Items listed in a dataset
[BEGIN]

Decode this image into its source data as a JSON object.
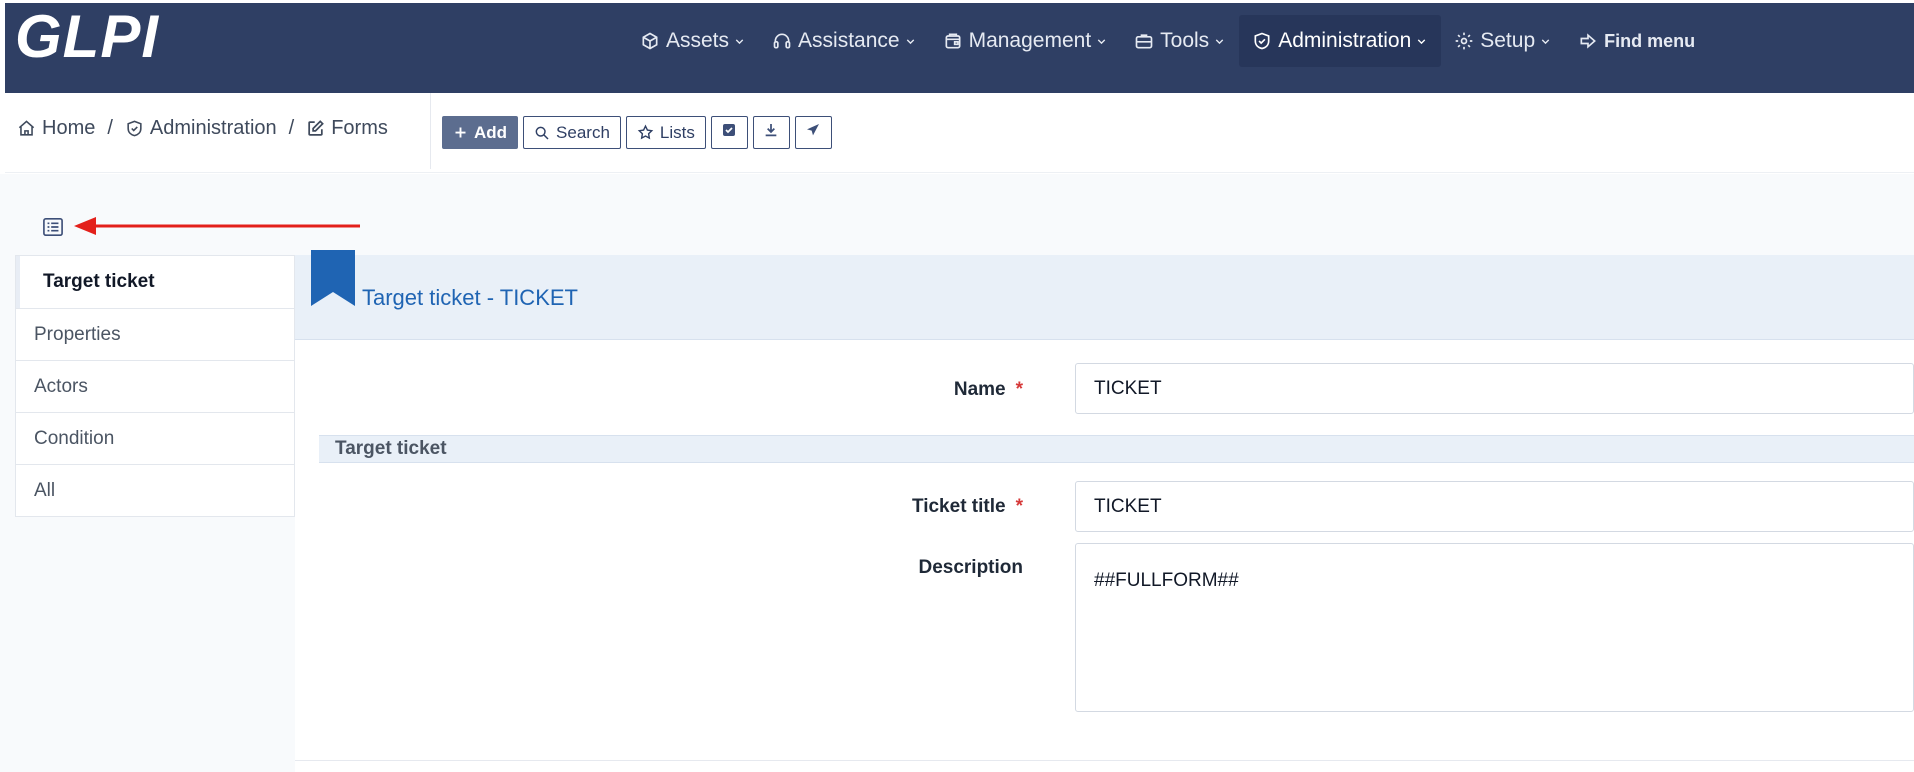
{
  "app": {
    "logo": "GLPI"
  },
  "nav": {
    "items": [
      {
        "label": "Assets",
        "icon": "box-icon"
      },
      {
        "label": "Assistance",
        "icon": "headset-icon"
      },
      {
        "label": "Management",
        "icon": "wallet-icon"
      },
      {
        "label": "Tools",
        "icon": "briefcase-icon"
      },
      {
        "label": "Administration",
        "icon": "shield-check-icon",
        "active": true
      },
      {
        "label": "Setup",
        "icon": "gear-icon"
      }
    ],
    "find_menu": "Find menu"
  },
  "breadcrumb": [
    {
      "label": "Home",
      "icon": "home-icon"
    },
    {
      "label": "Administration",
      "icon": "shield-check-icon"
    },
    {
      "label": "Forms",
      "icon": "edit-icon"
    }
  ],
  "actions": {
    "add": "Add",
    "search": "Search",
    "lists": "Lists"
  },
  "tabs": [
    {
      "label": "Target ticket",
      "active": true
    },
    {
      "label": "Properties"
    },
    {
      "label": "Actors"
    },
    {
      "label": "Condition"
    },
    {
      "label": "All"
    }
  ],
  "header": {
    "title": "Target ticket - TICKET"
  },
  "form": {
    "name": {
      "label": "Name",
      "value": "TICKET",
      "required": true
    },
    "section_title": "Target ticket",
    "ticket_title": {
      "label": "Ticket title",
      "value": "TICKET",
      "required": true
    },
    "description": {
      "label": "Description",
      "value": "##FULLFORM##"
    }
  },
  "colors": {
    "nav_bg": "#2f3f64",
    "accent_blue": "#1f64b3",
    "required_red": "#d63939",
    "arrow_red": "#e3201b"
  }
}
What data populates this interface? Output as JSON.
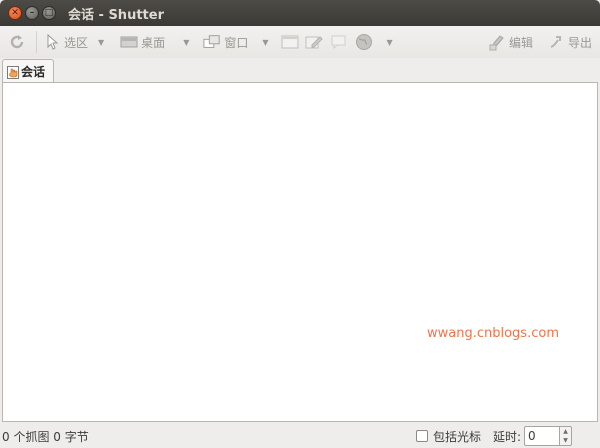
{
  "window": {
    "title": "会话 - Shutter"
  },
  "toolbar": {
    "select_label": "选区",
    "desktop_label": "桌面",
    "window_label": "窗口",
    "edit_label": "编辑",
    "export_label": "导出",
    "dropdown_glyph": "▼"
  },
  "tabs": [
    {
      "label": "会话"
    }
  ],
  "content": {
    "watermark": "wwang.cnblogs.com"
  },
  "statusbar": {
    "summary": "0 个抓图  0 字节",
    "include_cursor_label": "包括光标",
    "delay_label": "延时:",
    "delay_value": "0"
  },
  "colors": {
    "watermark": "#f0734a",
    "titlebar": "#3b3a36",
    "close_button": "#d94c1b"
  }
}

[END]
[BEGIN]

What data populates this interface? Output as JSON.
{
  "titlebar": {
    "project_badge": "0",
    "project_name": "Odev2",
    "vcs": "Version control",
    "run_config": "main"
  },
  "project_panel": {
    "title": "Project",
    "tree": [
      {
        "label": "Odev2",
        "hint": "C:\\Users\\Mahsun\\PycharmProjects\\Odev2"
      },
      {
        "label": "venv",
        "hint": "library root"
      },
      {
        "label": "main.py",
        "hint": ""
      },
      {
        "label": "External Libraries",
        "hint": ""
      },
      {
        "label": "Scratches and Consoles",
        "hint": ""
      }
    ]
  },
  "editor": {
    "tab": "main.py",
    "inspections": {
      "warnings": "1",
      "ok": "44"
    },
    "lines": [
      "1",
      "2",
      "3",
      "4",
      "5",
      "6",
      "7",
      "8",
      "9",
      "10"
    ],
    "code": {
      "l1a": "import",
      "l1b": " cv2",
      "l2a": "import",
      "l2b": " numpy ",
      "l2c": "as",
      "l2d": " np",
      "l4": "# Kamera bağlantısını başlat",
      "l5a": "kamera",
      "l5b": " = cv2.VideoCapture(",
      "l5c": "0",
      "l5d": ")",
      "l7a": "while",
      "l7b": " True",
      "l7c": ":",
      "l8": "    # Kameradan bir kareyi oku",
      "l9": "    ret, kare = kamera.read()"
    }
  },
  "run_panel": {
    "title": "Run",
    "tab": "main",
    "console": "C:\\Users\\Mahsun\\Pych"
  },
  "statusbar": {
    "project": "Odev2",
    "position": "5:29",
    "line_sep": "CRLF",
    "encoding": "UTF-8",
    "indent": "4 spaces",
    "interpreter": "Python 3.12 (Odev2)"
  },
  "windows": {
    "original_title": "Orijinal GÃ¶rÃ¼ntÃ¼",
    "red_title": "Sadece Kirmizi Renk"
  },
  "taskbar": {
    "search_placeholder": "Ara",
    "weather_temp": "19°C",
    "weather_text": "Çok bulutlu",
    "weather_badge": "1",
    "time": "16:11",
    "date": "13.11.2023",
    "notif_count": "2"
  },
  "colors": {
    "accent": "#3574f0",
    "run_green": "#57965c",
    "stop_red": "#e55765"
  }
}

[END]
[BEGIN]

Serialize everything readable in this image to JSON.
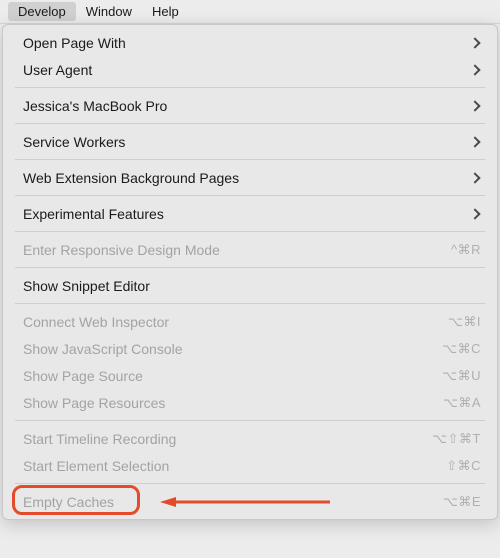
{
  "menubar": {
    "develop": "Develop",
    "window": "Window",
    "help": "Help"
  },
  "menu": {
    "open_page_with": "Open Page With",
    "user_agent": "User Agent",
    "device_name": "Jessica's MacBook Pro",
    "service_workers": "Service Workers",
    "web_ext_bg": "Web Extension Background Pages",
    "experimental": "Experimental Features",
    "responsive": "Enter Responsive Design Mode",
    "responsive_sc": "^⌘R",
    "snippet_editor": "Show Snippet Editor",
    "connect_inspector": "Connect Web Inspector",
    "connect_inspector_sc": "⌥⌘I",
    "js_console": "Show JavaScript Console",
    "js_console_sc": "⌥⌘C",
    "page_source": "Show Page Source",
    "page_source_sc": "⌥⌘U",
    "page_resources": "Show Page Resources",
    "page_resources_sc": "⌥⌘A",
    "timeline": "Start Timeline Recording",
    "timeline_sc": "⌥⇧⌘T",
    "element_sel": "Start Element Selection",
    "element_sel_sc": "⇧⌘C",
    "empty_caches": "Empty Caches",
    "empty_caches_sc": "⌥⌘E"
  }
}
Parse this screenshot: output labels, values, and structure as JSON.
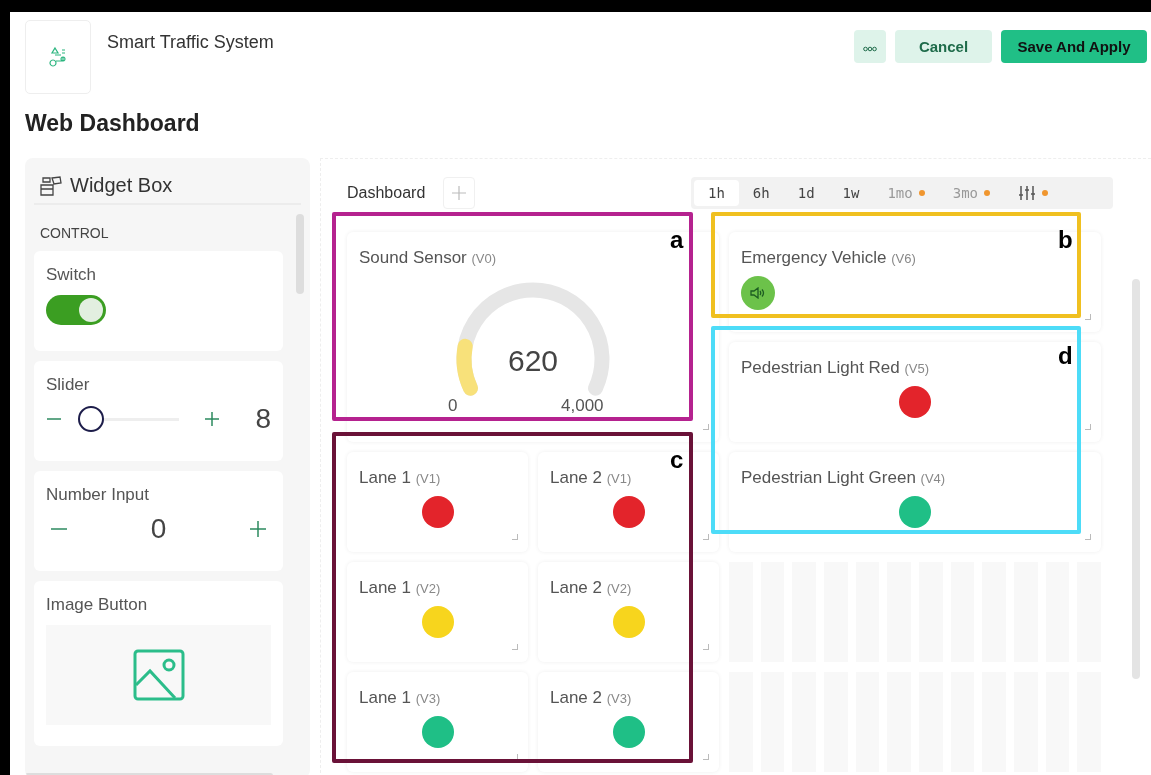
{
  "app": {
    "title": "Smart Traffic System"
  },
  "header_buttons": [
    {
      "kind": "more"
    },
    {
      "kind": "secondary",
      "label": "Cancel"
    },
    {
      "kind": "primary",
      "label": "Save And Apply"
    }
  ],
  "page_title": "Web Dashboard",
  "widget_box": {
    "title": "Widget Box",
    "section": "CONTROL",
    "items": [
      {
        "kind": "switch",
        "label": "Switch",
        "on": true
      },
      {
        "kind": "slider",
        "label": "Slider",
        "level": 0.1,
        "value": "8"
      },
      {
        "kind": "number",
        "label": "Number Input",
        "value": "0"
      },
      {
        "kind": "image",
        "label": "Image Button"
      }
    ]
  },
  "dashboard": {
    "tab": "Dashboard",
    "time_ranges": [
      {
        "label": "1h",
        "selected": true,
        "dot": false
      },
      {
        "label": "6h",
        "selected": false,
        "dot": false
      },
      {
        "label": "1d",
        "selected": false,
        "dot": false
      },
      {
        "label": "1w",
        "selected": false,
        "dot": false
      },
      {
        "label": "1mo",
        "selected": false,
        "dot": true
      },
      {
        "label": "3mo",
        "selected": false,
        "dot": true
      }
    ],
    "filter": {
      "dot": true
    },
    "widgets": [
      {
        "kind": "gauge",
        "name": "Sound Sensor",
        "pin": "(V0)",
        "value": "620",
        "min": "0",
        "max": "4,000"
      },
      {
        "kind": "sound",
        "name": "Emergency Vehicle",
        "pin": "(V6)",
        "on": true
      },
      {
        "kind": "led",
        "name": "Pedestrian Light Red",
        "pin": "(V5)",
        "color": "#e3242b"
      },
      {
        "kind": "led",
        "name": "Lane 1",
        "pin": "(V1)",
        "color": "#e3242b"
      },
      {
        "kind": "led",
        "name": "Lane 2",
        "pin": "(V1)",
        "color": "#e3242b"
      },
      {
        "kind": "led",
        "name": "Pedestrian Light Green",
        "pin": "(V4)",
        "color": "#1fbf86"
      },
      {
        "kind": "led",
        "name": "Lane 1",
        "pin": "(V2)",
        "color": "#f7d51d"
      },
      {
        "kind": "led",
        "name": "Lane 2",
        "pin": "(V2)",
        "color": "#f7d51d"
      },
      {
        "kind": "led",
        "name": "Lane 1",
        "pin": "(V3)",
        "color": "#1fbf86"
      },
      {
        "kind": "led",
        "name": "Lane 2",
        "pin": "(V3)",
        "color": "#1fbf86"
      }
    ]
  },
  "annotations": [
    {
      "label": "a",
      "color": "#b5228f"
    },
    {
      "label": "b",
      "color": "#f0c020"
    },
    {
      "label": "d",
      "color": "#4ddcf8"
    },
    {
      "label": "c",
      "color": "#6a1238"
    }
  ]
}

[END]

> [THE REQUEST]
Return each line where "Light" shows up.

> [WRITTEN SOLUTION]
        "name": "Pedestrian Light Red",
        "name": "Pedestrian Light Green",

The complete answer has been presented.